● WHAT THE TASK ASKS: Below is a block of records; repeat all of them exactly.

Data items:
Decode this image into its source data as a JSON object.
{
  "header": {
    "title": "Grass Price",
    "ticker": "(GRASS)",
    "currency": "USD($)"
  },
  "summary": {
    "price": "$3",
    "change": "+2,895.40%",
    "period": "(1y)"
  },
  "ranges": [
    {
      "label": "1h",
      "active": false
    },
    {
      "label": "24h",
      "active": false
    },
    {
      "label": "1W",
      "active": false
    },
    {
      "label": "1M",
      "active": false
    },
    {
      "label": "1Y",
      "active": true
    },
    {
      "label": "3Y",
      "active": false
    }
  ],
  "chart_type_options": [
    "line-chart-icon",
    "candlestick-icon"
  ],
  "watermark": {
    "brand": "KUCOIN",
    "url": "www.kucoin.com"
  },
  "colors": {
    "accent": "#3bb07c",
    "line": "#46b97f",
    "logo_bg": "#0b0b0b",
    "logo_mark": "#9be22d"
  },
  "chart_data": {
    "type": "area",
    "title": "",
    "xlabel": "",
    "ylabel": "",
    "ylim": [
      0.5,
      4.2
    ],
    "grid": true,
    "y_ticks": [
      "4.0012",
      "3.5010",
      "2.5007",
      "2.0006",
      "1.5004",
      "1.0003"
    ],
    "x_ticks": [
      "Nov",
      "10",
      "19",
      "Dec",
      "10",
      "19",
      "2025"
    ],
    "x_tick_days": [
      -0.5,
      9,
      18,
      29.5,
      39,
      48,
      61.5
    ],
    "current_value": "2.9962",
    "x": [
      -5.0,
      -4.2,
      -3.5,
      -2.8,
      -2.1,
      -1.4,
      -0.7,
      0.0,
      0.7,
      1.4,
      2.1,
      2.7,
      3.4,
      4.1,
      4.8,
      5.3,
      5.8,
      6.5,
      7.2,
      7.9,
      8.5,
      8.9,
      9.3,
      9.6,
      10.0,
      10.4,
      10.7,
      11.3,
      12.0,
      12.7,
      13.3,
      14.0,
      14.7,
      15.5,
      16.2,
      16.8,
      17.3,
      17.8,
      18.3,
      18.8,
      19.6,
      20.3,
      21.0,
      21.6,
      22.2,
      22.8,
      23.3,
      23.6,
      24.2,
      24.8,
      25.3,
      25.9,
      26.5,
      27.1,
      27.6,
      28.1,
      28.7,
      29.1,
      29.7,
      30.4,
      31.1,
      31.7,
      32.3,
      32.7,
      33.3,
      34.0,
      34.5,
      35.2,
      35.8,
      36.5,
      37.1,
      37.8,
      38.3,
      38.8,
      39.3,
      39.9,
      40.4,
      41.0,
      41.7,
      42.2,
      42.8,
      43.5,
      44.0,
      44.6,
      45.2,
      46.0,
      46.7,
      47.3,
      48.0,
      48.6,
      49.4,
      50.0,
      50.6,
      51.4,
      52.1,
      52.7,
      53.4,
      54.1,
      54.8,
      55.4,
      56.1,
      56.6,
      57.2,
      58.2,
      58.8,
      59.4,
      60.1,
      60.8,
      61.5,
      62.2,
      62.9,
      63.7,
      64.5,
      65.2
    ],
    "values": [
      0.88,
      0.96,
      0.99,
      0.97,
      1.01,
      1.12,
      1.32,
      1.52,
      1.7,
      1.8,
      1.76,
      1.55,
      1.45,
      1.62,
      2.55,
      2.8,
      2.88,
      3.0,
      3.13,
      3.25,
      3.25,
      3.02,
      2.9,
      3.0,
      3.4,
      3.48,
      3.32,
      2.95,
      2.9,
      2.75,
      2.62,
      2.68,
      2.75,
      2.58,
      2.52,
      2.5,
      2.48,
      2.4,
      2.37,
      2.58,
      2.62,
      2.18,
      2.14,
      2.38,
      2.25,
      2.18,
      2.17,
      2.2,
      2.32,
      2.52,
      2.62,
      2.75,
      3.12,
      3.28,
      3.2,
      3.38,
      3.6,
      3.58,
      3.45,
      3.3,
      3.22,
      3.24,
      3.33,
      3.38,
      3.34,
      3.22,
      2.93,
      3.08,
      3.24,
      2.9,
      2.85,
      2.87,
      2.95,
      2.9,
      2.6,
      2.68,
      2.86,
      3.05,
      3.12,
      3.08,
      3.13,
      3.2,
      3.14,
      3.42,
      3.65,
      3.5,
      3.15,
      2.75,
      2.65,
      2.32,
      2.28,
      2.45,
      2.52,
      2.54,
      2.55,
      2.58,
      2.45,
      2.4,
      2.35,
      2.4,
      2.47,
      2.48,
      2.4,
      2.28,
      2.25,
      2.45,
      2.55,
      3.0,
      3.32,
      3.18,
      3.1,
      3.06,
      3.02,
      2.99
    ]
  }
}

● SOLUTION TO THIS EXERCISE:
Decode this image into its source data as a JSON object.
{
  "header": {
    "title": "Grass Price",
    "ticker": "(GRASS)",
    "currency": "USD($)"
  },
  "summary": {
    "price": "$3",
    "change": "+2,895.40%",
    "period": "(1y)"
  },
  "ranges": [
    {
      "label": "1h",
      "active": false
    },
    {
      "label": "24h",
      "active": false
    },
    {
      "label": "1W",
      "active": false
    },
    {
      "label": "1M",
      "active": false
    },
    {
      "label": "1Y",
      "active": true
    },
    {
      "label": "3Y",
      "active": false
    }
  ],
  "chart_type_options": [
    "line-chart-icon",
    "candlestick-icon"
  ],
  "watermark": {
    "brand": "KUCOIN",
    "url": "www.kucoin.com"
  },
  "colors": {
    "accent": "#3bb07c",
    "line": "#46b97f",
    "logo_bg": "#0b0b0b",
    "logo_mark": "#9be22d"
  },
  "chart_data": {
    "type": "area",
    "title": "",
    "xlabel": "",
    "ylabel": "",
    "ylim": [
      0.5,
      4.2
    ],
    "grid": true,
    "y_ticks": [
      "4.0012",
      "3.5010",
      "2.5007",
      "2.0006",
      "1.5004",
      "1.0003"
    ],
    "x_ticks": [
      "Nov",
      "10",
      "19",
      "Dec",
      "10",
      "19",
      "2025"
    ],
    "x_tick_days": [
      -0.5,
      9,
      18,
      29.5,
      39,
      48,
      61.5
    ],
    "current_value": "2.9962",
    "x": [
      -5.0,
      -4.2,
      -3.5,
      -2.8,
      -2.1,
      -1.4,
      -0.7,
      0.0,
      0.7,
      1.4,
      2.1,
      2.7,
      3.4,
      4.1,
      4.8,
      5.3,
      5.8,
      6.5,
      7.2,
      7.9,
      8.5,
      8.9,
      9.3,
      9.6,
      10.0,
      10.4,
      10.7,
      11.3,
      12.0,
      12.7,
      13.3,
      14.0,
      14.7,
      15.5,
      16.2,
      16.8,
      17.3,
      17.8,
      18.3,
      18.8,
      19.6,
      20.3,
      21.0,
      21.6,
      22.2,
      22.8,
      23.3,
      23.6,
      24.2,
      24.8,
      25.3,
      25.9,
      26.5,
      27.1,
      27.6,
      28.1,
      28.7,
      29.1,
      29.7,
      30.4,
      31.1,
      31.7,
      32.3,
      32.7,
      33.3,
      34.0,
      34.5,
      35.2,
      35.8,
      36.5,
      37.1,
      37.8,
      38.3,
      38.8,
      39.3,
      39.9,
      40.4,
      41.0,
      41.7,
      42.2,
      42.8,
      43.5,
      44.0,
      44.6,
      45.2,
      46.0,
      46.7,
      47.3,
      48.0,
      48.6,
      49.4,
      50.0,
      50.6,
      51.4,
      52.1,
      52.7,
      53.4,
      54.1,
      54.8,
      55.4,
      56.1,
      56.6,
      57.2,
      58.2,
      58.8,
      59.4,
      60.1,
      60.8,
      61.5,
      62.2,
      62.9,
      63.7,
      64.5,
      65.2
    ],
    "values": [
      0.88,
      0.96,
      0.99,
      0.97,
      1.01,
      1.12,
      1.32,
      1.52,
      1.7,
      1.8,
      1.76,
      1.55,
      1.45,
      1.62,
      2.55,
      2.8,
      2.88,
      3.0,
      3.13,
      3.25,
      3.25,
      3.02,
      2.9,
      3.0,
      3.4,
      3.48,
      3.32,
      2.95,
      2.9,
      2.75,
      2.62,
      2.68,
      2.75,
      2.58,
      2.52,
      2.5,
      2.48,
      2.4,
      2.37,
      2.58,
      2.62,
      2.18,
      2.14,
      2.38,
      2.25,
      2.18,
      2.17,
      2.2,
      2.32,
      2.52,
      2.62,
      2.75,
      3.12,
      3.28,
      3.2,
      3.38,
      3.6,
      3.58,
      3.45,
      3.3,
      3.22,
      3.24,
      3.33,
      3.38,
      3.34,
      3.22,
      2.93,
      3.08,
      3.24,
      2.9,
      2.85,
      2.87,
      2.95,
      2.9,
      2.6,
      2.68,
      2.86,
      3.05,
      3.12,
      3.08,
      3.13,
      3.2,
      3.14,
      3.42,
      3.65,
      3.5,
      3.15,
      2.75,
      2.65,
      2.32,
      2.28,
      2.45,
      2.52,
      2.54,
      2.55,
      2.58,
      2.45,
      2.4,
      2.35,
      2.4,
      2.47,
      2.48,
      2.4,
      2.28,
      2.25,
      2.45,
      2.55,
      3.0,
      3.32,
      3.18,
      3.1,
      3.06,
      3.02,
      2.99
    ]
  }
}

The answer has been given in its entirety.